YOUR GOAL: Report only how many lines of the entries below contain the string "Single".
* BEGIN DATASET CONTENT *
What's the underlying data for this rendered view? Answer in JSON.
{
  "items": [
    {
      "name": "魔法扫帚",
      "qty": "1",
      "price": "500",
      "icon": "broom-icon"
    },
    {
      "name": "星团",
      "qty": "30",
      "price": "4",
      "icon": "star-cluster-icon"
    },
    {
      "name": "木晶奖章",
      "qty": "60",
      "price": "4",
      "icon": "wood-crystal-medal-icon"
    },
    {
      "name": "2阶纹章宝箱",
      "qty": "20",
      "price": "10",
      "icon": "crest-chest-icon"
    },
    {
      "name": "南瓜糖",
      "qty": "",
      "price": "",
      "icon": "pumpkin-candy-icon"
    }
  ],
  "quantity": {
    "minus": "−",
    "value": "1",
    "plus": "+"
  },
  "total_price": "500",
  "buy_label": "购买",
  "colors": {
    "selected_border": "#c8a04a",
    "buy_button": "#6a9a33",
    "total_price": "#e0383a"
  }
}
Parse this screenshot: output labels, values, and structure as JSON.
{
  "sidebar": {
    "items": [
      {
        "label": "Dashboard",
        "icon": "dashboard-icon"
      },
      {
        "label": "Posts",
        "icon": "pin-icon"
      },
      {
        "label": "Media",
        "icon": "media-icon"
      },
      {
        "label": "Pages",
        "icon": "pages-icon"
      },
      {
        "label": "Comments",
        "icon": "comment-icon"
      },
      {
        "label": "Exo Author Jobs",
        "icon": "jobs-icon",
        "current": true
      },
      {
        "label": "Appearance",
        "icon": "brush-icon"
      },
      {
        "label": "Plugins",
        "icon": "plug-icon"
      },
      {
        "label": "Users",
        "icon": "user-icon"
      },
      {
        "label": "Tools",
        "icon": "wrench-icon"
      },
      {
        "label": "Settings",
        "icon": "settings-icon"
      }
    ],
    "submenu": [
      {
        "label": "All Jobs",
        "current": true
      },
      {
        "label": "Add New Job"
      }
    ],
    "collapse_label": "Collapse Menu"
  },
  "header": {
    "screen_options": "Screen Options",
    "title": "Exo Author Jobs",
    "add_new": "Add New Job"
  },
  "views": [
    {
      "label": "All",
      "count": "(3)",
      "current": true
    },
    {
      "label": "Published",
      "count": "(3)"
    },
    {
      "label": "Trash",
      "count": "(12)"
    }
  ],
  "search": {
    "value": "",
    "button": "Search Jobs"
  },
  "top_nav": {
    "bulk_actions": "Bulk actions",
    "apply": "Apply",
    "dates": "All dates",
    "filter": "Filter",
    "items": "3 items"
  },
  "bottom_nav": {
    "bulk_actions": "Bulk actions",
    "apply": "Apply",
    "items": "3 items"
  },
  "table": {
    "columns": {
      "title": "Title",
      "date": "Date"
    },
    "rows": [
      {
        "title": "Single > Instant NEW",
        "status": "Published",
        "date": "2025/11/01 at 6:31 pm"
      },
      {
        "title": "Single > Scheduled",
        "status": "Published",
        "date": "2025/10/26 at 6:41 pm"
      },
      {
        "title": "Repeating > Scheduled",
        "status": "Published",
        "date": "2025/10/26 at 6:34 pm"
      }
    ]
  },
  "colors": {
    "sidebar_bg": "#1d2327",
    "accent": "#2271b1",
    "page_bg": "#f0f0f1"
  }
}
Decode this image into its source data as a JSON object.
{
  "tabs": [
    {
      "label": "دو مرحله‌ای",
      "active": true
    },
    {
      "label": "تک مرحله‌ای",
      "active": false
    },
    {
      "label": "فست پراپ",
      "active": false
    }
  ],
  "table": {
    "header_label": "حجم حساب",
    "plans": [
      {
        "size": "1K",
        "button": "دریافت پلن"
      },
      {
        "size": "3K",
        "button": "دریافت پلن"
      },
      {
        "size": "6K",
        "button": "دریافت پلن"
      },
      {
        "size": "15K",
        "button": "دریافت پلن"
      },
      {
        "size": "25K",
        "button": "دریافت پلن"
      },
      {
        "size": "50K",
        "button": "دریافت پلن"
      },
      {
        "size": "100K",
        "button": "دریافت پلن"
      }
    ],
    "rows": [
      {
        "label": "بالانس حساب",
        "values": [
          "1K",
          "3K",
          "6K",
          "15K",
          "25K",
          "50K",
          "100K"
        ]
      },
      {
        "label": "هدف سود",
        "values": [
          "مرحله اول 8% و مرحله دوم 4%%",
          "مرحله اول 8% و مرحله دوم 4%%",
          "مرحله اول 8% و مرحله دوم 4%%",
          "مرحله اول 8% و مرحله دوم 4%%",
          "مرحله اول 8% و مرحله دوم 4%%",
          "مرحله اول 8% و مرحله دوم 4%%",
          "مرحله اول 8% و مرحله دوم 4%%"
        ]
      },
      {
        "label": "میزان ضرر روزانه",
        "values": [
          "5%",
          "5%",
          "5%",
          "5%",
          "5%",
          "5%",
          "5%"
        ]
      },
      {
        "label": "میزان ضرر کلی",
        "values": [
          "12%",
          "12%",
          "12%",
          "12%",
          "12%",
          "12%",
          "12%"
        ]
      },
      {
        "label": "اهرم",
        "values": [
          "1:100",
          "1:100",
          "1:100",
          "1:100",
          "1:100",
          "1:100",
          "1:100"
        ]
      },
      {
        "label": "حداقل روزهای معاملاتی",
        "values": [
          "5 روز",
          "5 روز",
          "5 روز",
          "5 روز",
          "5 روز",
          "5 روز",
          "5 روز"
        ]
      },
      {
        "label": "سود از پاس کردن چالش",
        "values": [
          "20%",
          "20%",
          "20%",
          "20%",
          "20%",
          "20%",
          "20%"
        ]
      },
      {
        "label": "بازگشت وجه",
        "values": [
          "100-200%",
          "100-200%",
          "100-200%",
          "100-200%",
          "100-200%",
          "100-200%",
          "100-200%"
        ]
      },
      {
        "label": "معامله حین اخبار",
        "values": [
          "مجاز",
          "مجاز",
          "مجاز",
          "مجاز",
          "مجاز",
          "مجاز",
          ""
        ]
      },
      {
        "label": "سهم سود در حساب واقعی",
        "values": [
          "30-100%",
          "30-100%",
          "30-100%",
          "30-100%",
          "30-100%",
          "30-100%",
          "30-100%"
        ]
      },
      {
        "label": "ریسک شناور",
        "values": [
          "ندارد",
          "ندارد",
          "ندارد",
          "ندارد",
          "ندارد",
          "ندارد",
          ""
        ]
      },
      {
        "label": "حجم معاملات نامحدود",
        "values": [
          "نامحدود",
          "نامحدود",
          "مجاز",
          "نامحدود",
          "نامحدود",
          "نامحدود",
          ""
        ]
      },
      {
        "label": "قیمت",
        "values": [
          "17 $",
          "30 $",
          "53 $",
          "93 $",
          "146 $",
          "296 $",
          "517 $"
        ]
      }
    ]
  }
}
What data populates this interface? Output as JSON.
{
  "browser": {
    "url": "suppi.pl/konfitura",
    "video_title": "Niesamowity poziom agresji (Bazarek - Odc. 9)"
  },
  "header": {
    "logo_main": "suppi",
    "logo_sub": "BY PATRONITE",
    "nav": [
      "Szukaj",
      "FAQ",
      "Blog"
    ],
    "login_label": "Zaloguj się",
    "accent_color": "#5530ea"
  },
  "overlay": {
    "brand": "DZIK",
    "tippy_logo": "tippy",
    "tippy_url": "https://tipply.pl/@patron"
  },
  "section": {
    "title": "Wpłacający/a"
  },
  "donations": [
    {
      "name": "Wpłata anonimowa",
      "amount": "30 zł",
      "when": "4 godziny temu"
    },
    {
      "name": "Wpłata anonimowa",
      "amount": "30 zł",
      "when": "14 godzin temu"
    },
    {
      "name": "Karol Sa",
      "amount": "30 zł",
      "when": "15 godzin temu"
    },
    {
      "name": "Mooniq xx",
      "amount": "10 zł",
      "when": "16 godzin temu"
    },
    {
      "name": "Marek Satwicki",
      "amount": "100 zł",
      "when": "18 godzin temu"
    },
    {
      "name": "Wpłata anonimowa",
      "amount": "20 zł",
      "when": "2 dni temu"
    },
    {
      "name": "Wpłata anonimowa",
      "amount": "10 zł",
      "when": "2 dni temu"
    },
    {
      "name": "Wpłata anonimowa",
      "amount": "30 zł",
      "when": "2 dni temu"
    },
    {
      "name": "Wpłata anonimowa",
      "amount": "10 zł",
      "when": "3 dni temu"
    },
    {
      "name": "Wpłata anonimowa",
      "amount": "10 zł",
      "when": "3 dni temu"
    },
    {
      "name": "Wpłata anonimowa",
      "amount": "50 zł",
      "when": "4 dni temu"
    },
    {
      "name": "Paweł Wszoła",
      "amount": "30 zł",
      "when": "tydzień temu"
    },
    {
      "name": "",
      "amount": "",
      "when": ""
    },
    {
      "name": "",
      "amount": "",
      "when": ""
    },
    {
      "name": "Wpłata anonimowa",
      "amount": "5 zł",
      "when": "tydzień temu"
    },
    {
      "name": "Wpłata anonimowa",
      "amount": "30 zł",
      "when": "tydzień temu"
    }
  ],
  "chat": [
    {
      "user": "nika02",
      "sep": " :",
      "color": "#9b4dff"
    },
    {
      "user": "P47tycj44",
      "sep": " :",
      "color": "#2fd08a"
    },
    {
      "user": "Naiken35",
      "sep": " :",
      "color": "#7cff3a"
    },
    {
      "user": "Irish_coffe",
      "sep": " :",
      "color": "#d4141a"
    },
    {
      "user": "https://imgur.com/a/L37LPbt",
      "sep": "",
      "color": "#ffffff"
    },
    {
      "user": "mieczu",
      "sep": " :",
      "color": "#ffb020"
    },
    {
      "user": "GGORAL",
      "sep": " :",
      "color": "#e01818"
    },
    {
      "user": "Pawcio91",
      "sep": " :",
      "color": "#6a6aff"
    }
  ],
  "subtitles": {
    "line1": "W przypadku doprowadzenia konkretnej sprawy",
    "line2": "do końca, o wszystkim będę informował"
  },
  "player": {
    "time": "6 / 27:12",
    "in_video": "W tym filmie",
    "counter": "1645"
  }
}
* END DATASET CONTENT *
RESULT: 2